> _WHAT TO DO_
Send back all the data below, exactly as given.
─── DATA SHOWN
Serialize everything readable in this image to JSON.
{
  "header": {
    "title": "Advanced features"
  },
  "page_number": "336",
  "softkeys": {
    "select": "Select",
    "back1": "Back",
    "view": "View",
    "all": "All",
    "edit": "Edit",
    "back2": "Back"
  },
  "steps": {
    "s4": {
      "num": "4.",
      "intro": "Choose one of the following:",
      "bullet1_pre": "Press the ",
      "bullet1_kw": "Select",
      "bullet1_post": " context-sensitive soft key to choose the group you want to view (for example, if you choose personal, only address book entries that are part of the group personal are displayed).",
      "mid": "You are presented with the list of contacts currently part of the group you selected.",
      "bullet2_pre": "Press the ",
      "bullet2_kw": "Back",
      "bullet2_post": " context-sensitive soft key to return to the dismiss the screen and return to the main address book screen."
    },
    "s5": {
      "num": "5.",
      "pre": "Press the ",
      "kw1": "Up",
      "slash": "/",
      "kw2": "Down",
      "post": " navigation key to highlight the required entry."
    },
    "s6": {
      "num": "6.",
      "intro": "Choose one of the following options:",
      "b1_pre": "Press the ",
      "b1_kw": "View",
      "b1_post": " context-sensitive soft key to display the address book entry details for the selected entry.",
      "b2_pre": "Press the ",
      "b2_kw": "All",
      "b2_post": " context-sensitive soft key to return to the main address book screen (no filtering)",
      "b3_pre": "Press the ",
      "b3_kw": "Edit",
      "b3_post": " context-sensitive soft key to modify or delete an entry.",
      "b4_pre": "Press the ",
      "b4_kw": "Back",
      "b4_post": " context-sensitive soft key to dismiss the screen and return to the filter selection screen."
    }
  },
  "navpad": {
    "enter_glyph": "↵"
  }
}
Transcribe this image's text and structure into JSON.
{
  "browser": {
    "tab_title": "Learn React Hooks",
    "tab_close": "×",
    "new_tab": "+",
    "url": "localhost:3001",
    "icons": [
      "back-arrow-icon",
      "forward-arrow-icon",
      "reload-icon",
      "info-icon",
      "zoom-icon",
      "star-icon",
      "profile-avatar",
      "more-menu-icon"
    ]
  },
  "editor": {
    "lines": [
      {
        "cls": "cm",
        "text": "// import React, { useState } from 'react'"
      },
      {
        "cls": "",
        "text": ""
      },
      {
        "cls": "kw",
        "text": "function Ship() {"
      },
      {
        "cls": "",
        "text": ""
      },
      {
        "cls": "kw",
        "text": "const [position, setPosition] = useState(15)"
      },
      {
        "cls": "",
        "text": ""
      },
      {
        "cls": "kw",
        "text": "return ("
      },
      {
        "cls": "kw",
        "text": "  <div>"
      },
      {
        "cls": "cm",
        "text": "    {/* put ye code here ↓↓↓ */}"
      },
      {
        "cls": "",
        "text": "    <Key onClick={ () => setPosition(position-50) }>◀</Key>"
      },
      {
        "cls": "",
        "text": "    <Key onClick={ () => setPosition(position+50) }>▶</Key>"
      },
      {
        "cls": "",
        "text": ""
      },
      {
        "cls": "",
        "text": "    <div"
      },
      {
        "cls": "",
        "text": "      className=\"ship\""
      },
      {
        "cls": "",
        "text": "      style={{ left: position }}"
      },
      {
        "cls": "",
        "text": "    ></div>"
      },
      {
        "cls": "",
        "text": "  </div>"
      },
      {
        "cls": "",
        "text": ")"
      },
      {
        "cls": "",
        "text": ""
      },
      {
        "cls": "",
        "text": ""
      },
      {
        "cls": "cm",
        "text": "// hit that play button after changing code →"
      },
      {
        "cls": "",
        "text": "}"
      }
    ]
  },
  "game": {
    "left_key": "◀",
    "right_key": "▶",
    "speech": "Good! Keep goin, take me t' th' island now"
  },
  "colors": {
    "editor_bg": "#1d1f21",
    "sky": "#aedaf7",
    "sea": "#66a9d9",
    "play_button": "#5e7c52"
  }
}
──────
> _CORRECT ANSWER_
Serialize everything readable in this image to JSON.
{
  "header": {
    "title": "Advanced features"
  },
  "page_number": "336",
  "softkeys": {
    "select": "Select",
    "back1": "Back",
    "view": "View",
    "all": "All",
    "edit": "Edit",
    "back2": "Back"
  },
  "steps": {
    "s4": {
      "num": "4.",
      "intro": "Choose one of the following:",
      "bullet1_pre": "Press the ",
      "bullet1_kw": "Select",
      "bullet1_post": " context-sensitive soft key to choose the group you want to view (for example, if you choose personal, only address book entries that are part of the group personal are displayed).",
      "mid": "You are presented with the list of contacts currently part of the group you selected.",
      "bullet2_pre": "Press the ",
      "bullet2_kw": "Back",
      "bullet2_post": " context-sensitive soft key to return to the dismiss the screen and return to the main address book screen."
    },
    "s5": {
      "num": "5.",
      "pre": "Press the ",
      "kw1": "Up",
      "slash": "/",
      "kw2": "Down",
      "post": " navigation key to highlight the required entry."
    },
    "s6": {
      "num": "6.",
      "intro": "Choose one of the following options:",
      "b1_pre": "Press the ",
      "b1_kw": "View",
      "b1_post": " context-sensitive soft key to display the address book entry details for the selected entry.",
      "b2_pre": "Press the ",
      "b2_kw": "All",
      "b2_post": " context-sensitive soft key to return to the main address book screen (no filtering)",
      "b3_pre": "Press the ",
      "b3_kw": "Edit",
      "b3_post": " context-sensitive soft key to modify or delete an entry.",
      "b4_pre": "Press the ",
      "b4_kw": "Back",
      "b4_post": " context-sensitive soft key to dismiss the screen and return to the filter selection screen."
    }
  },
  "navpad": {
    "enter_glyph": "↵"
  }
}
Transcribe this image's text and structure into JSON.
{
  "browser": {
    "tab_title": "Learn React Hooks",
    "tab_close": "×",
    "new_tab": "+",
    "url": "localhost:3001",
    "icons": [
      "back-arrow-icon",
      "forward-arrow-icon",
      "reload-icon",
      "info-icon",
      "zoom-icon",
      "star-icon",
      "profile-avatar",
      "more-menu-icon"
    ]
  },
  "editor": {
    "lines": [
      {
        "cls": "cm",
        "text": "// import React, { useState } from 'react'"
      },
      {
        "cls": "",
        "text": ""
      },
      {
        "cls": "kw",
        "text": "function Ship() {"
      },
      {
        "cls": "",
        "text": ""
      },
      {
        "cls": "kw",
        "text": "const [position, setPosition] = useState(15)"
      },
      {
        "cls": "",
        "text": ""
      },
      {
        "cls": "kw",
        "text": "return ("
      },
      {
        "cls": "kw",
        "text": "  <div>"
      },
      {
        "cls": "cm",
        "text": "    {/* put ye code here ↓↓↓ */}"
      },
      {
        "cls": "",
        "text": "    <Key onClick={ () => setPosition(position-50) }>◀</Key>"
      },
      {
        "cls": "",
        "text": "    <Key onClick={ () => setPosition(position+50) }>▶</Key>"
      },
      {
        "cls": "",
        "text": ""
      },
      {
        "cls": "",
        "text": "    <div"
      },
      {
        "cls": "",
        "text": "      className=\"ship\""
      },
      {
        "cls": "",
        "text": "      style={{ left: position }}"
      },
      {
        "cls": "",
        "text": "    ></div>"
      },
      {
        "cls": "",
        "text": "  </div>"
      },
      {
        "cls": "",
        "text": ")"
      },
      {
        "cls": "",
        "text": ""
      },
      {
        "cls": "",
        "text": ""
      },
      {
        "cls": "cm",
        "text": "// hit that play button after changing code →"
      },
      {
        "cls": "",
        "text": "}"
      }
    ]
  },
  "game": {
    "left_key": "◀",
    "right_key": "▶",
    "speech": "Good! Keep goin, take me t' th' island now"
  },
  "colors": {
    "editor_bg": "#1d1f21",
    "sky": "#aedaf7",
    "sea": "#66a9d9",
    "play_button": "#5e7c52"
  }
}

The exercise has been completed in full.